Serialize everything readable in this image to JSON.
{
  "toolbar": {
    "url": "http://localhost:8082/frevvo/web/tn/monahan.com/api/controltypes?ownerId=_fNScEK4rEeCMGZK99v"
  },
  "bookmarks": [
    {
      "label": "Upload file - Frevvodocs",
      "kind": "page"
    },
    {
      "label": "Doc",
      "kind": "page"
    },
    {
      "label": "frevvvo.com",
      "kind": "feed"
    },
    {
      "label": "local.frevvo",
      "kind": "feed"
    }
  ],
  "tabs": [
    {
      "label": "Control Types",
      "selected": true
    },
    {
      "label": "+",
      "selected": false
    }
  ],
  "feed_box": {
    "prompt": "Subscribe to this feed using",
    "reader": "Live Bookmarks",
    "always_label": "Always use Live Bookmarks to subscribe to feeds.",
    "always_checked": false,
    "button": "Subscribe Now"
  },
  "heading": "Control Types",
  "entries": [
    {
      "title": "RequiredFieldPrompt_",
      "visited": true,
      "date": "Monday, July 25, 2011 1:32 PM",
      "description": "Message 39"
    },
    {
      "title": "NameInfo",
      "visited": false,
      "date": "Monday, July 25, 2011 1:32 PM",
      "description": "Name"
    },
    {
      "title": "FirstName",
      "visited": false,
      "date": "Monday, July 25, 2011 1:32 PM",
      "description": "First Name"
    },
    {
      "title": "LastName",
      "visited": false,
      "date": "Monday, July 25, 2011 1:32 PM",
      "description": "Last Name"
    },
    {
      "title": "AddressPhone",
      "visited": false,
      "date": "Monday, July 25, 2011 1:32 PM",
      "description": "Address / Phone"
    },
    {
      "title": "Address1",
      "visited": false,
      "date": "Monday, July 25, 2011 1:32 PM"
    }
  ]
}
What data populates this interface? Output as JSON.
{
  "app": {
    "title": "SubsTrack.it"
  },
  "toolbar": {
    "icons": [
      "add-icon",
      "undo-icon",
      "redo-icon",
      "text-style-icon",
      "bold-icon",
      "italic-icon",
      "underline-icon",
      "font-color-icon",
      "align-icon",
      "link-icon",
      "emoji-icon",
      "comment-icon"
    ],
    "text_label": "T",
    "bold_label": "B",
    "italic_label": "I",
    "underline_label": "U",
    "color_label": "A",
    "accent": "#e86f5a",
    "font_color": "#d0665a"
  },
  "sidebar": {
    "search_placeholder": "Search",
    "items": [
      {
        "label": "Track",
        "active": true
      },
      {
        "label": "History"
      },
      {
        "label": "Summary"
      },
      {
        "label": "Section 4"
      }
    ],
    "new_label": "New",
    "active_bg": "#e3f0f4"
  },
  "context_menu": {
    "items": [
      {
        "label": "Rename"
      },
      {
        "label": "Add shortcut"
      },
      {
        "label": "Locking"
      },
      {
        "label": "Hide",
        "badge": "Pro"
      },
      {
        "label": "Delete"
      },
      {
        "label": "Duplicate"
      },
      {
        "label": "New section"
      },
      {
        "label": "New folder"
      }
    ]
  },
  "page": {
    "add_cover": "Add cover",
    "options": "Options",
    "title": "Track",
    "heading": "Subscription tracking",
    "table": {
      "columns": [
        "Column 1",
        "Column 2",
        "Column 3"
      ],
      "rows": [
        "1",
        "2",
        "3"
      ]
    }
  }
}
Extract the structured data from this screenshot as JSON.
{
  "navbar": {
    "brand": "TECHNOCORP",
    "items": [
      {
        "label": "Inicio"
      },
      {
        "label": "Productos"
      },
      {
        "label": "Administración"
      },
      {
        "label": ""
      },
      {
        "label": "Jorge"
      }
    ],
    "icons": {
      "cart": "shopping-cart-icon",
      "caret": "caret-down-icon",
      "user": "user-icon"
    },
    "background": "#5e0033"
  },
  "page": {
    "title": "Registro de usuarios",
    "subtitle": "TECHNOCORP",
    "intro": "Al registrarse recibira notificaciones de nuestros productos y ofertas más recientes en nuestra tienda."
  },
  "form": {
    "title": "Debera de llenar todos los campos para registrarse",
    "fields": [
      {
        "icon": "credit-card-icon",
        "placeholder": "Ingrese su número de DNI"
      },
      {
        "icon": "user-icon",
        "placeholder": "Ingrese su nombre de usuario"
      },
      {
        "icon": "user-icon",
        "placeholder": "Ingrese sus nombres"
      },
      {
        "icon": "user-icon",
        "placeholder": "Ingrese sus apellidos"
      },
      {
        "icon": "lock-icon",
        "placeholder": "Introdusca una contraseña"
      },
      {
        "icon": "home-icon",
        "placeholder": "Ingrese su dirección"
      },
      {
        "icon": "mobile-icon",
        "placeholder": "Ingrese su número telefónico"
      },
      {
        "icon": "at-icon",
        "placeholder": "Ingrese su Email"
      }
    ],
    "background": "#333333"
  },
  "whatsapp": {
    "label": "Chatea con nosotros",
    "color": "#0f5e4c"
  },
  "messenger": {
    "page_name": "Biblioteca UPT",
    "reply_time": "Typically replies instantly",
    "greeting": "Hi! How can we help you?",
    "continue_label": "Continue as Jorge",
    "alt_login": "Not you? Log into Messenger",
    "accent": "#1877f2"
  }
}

=======

GOAL OF THE EXERCISE: Return the entries in full, keeping every line exactly as it is.

REPLY:
Serialize everything readable in this image to JSON.
{
  "toolbar": {
    "url": "http://localhost:8082/frevvo/web/tn/monahan.com/api/controltypes?ownerId=_fNScEK4rEeCMGZK99v"
  },
  "bookmarks": [
    {
      "label": "Upload file - Frevvodocs",
      "kind": "page"
    },
    {
      "label": "Doc",
      "kind": "page"
    },
    {
      "label": "frevvvo.com",
      "kind": "feed"
    },
    {
      "label": "local.frevvo",
      "kind": "feed"
    }
  ],
  "tabs": [
    {
      "label": "Control Types",
      "selected": true
    },
    {
      "label": "+",
      "selected": false
    }
  ],
  "feed_box": {
    "prompt": "Subscribe to this feed using",
    "reader": "Live Bookmarks",
    "always_label": "Always use Live Bookmarks to subscribe to feeds.",
    "always_checked": false,
    "button": "Subscribe Now"
  },
  "heading": "Control Types",
  "entries": [
    {
      "title": "RequiredFieldPrompt_",
      "visited": true,
      "date": "Monday, July 25, 2011 1:32 PM",
      "description": "Message 39"
    },
    {
      "title": "NameInfo",
      "visited": false,
      "date": "Monday, July 25, 2011 1:32 PM",
      "description": "Name"
    },
    {
      "title": "FirstName",
      "visited": false,
      "date": "Monday, July 25, 2011 1:32 PM",
      "description": "First Name"
    },
    {
      "title": "LastName",
      "visited": false,
      "date": "Monday, July 25, 2011 1:32 PM",
      "description": "Last Name"
    },
    {
      "title": "AddressPhone",
      "visited": false,
      "date": "Monday, July 25, 2011 1:32 PM",
      "description": "Address / Phone"
    },
    {
      "title": "Address1",
      "visited": false,
      "date": "Monday, July 25, 2011 1:32 PM"
    }
  ]
}
What data populates this interface? Output as JSON.
{
  "app": {
    "title": "SubsTrack.it"
  },
  "toolbar": {
    "icons": [
      "add-icon",
      "undo-icon",
      "redo-icon",
      "text-style-icon",
      "bold-icon",
      "italic-icon",
      "underline-icon",
      "font-color-icon",
      "align-icon",
      "link-icon",
      "emoji-icon",
      "comment-icon"
    ],
    "text_label": "T",
    "bold_label": "B",
    "italic_label": "I",
    "underline_label": "U",
    "color_label": "A",
    "accent": "#e86f5a",
    "font_color": "#d0665a"
  },
  "sidebar": {
    "search_placeholder": "Search",
    "items": [
      {
        "label": "Track",
        "active": true
      },
      {
        "label": "History"
      },
      {
        "label": "Summary"
      },
      {
        "label": "Section 4"
      }
    ],
    "new_label": "New",
    "active_bg": "#e3f0f4"
  },
  "context_menu": {
    "items": [
      {
        "label": "Rename"
      },
      {
        "label": "Add shortcut"
      },
      {
        "label": "Locking"
      },
      {
        "label": "Hide",
        "badge": "Pro"
      },
      {
        "label": "Delete"
      },
      {
        "label": "Duplicate"
      },
      {
        "label": "New section"
      },
      {
        "label": "New folder"
      }
    ]
  },
  "page": {
    "add_cover": "Add cover",
    "options": "Options",
    "title": "Track",
    "heading": "Subscription tracking",
    "table": {
      "columns": [
        "Column 1",
        "Column 2",
        "Column 3"
      ],
      "rows": [
        "1",
        "2",
        "3"
      ]
    }
  }
}
Extract the structured data from this screenshot as JSON.
{
  "navbar": {
    "brand": "TECHNOCORP",
    "items": [
      {
        "label": "Inicio"
      },
      {
        "label": "Productos"
      },
      {
        "label": "Administración"
      },
      {
        "label": ""
      },
      {
        "label": "Jorge"
      }
    ],
    "icons": {
      "cart": "shopping-cart-icon",
      "caret": "caret-down-icon",
      "user": "user-icon"
    },
    "background": "#5e0033"
  },
  "page": {
    "title": "Registro de usuarios",
    "subtitle": "TECHNOCORP",
    "intro": "Al registrarse recibira notificaciones de nuestros productos y ofertas más recientes en nuestra tienda."
  },
  "form": {
    "title": "Debera de llenar todos los campos para registrarse",
    "fields": [
      {
        "icon": "credit-card-icon",
        "placeholder": "Ingrese su número de DNI"
      },
      {
        "icon": "user-icon",
        "placeholder": "Ingrese su nombre de usuario"
      },
      {
        "icon": "user-icon",
        "placeholder": "Ingrese sus nombres"
      },
      {
        "icon": "user-icon",
        "placeholder": "Ingrese sus apellidos"
      },
      {
        "icon": "lock-icon",
        "placeholder": "Introdusca una contraseña"
      },
      {
        "icon": "home-icon",
        "placeholder": "Ingrese su dirección"
      },
      {
        "icon": "mobile-icon",
        "placeholder": "Ingrese su número telefónico"
      },
      {
        "icon": "at-icon",
        "placeholder": "Ingrese su Email"
      }
    ],
    "background": "#333333"
  },
  "whatsapp": {
    "label": "Chatea con nosotros",
    "color": "#0f5e4c"
  },
  "messenger": {
    "page_name": "Biblioteca UPT",
    "reply_time": "Typically replies instantly",
    "greeting": "Hi! How can we help you?",
    "continue_label": "Continue as Jorge",
    "alt_login": "Not you? Log into Messenger",
    "accent": "#1877f2"
  }
}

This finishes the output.